Figure dataset records:
————
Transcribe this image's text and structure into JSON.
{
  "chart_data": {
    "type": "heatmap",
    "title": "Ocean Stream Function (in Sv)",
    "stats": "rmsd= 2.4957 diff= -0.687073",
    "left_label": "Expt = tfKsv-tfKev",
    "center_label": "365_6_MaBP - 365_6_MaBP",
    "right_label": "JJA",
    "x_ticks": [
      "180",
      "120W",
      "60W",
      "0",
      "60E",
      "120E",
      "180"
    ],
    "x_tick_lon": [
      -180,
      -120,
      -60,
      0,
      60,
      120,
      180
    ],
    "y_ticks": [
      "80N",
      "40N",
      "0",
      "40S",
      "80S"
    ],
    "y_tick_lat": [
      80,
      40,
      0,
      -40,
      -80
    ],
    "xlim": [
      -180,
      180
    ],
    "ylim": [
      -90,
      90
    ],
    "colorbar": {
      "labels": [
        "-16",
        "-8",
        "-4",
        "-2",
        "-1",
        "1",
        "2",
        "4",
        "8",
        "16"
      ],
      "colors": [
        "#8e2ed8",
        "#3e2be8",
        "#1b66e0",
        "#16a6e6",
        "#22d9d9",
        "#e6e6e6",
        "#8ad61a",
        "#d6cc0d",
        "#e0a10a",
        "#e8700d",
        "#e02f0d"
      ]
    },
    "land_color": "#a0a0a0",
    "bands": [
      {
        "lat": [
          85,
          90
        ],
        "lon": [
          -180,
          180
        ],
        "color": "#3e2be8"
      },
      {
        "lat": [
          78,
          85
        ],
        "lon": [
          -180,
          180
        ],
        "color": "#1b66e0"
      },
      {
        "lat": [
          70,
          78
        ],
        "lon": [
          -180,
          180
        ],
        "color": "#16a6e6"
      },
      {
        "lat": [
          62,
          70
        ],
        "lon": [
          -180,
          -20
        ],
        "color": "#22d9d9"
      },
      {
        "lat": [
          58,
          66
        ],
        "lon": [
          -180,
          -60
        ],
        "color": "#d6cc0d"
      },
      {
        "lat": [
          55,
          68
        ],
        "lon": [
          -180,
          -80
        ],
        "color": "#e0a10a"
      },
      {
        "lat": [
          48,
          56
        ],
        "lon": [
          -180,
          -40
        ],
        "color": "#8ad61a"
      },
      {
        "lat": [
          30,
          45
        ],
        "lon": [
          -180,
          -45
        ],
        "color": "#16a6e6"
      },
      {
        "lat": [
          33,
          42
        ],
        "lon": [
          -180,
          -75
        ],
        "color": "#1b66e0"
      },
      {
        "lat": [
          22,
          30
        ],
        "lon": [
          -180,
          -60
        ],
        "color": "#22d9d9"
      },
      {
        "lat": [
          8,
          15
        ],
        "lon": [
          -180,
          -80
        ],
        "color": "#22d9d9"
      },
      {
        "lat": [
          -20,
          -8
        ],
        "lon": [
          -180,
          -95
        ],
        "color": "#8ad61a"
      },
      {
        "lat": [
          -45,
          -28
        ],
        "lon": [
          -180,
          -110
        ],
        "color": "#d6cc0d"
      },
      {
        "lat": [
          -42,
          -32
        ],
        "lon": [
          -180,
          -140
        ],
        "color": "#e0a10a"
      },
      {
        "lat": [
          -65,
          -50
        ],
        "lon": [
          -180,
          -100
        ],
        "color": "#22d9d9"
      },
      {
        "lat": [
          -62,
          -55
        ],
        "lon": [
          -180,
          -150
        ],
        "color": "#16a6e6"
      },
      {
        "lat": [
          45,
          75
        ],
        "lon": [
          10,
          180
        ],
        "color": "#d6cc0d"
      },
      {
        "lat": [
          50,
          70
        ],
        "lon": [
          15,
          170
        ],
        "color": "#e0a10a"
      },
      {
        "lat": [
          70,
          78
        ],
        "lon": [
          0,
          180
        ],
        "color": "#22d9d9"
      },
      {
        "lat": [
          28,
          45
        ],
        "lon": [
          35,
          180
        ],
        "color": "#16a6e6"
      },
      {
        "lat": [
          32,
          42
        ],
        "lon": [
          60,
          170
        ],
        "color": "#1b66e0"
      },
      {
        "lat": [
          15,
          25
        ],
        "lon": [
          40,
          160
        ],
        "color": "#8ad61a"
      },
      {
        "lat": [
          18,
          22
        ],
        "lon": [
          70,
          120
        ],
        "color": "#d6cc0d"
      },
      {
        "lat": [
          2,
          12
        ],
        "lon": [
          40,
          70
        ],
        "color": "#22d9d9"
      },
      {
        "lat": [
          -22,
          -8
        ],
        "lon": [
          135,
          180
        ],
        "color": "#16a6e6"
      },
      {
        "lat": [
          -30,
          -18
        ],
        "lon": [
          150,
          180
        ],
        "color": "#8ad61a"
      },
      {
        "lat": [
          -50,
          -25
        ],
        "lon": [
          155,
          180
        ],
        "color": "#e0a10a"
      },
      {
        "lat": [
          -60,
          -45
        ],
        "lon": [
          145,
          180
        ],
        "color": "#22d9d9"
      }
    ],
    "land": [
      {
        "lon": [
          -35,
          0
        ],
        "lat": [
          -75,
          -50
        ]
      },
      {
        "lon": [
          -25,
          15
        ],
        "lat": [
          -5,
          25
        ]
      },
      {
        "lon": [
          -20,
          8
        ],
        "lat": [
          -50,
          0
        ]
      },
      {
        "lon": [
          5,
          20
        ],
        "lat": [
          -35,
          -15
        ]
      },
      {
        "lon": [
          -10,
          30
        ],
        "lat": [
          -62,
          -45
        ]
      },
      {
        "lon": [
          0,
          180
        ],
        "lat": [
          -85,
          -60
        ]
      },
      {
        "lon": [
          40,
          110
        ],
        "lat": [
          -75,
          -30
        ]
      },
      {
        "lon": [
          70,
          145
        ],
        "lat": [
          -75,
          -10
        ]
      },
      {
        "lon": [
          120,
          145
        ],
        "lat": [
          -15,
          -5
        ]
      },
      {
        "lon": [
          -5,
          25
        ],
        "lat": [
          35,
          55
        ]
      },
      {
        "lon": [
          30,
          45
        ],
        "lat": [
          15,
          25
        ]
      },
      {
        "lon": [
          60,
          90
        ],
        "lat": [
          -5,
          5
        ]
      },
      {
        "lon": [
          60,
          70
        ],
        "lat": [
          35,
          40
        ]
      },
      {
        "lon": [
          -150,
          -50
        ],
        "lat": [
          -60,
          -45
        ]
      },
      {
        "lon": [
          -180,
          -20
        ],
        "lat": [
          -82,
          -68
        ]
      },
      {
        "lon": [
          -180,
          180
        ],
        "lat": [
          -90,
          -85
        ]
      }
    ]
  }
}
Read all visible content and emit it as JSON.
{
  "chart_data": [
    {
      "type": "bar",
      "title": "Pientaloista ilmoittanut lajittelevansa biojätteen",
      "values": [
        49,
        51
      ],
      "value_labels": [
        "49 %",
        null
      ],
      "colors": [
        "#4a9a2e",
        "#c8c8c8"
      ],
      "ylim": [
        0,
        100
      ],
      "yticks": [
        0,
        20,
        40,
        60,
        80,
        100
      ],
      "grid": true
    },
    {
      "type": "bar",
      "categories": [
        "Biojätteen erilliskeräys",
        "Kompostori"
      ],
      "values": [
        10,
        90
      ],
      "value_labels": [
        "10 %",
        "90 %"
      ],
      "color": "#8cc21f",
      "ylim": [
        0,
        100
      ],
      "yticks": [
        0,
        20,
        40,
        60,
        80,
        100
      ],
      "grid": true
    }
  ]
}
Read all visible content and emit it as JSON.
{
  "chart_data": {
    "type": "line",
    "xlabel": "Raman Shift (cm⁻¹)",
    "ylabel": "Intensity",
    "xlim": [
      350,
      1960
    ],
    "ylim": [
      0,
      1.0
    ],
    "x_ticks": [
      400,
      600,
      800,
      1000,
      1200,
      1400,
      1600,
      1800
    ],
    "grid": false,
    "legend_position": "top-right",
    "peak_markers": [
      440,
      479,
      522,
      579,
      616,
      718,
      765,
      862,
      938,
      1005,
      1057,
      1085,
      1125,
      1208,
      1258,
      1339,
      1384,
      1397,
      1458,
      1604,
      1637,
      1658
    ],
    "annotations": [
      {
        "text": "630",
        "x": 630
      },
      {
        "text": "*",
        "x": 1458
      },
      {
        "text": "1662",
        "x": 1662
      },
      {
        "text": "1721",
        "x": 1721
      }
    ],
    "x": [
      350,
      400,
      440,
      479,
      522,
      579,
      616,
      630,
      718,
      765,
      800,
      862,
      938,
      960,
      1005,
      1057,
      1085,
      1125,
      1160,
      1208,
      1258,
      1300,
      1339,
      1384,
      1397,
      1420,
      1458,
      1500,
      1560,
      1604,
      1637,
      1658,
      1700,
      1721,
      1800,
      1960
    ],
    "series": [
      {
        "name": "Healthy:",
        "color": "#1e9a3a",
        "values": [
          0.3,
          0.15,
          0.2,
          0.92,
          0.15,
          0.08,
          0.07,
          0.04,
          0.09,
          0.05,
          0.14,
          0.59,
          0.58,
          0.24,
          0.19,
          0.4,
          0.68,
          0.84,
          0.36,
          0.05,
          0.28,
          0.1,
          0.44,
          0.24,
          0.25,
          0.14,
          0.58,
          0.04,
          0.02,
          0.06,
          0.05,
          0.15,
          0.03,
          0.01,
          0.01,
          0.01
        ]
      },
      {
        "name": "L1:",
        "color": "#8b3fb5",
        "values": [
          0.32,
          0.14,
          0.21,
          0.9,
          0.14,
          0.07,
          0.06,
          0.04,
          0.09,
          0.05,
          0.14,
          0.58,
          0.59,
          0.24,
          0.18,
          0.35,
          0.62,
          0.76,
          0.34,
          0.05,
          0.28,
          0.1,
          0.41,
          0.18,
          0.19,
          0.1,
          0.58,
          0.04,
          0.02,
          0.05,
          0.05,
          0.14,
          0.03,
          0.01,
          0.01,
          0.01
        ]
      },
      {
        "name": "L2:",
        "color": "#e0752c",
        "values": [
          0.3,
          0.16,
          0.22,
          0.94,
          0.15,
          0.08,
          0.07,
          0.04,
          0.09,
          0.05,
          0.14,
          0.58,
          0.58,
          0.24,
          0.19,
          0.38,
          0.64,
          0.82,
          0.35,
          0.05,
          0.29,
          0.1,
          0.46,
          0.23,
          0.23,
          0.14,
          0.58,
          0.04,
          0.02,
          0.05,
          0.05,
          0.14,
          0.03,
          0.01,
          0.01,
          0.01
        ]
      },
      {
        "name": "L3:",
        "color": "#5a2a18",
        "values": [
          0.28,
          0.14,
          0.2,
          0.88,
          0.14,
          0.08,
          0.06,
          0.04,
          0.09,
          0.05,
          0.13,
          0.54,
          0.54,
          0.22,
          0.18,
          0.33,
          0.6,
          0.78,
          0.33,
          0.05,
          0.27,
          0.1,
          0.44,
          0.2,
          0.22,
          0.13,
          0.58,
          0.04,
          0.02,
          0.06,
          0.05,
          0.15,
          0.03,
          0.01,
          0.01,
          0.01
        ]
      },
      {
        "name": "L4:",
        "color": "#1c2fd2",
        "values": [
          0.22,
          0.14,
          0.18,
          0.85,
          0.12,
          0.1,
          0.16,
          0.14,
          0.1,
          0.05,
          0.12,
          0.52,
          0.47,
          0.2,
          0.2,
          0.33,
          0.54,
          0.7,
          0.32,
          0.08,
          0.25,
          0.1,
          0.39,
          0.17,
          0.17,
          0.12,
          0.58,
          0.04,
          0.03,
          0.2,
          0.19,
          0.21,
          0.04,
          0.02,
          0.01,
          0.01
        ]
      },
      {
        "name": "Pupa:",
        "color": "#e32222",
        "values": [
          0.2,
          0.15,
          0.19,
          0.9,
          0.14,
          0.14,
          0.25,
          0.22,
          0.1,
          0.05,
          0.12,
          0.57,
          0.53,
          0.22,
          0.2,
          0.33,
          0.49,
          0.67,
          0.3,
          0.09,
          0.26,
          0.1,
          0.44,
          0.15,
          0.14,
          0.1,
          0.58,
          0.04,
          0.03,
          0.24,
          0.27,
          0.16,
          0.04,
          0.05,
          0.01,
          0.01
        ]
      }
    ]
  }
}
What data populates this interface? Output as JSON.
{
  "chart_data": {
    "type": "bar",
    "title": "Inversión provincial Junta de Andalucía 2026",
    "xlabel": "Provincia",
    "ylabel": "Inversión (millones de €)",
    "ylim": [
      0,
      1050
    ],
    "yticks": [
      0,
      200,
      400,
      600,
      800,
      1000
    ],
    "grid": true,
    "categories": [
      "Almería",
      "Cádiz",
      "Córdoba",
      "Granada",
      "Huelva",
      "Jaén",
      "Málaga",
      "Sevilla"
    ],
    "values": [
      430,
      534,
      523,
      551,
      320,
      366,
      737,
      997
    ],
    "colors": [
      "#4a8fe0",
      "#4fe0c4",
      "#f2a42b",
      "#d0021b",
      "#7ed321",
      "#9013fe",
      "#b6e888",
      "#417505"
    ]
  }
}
————
Reproduce every line of the listing above in which the string "name" appears.

        "name": "Healthy:",
        "name": "L1:",
        "name": "L2:",
        "name": "L3:",
        "name": "L4:",
        "name": "Pupa:",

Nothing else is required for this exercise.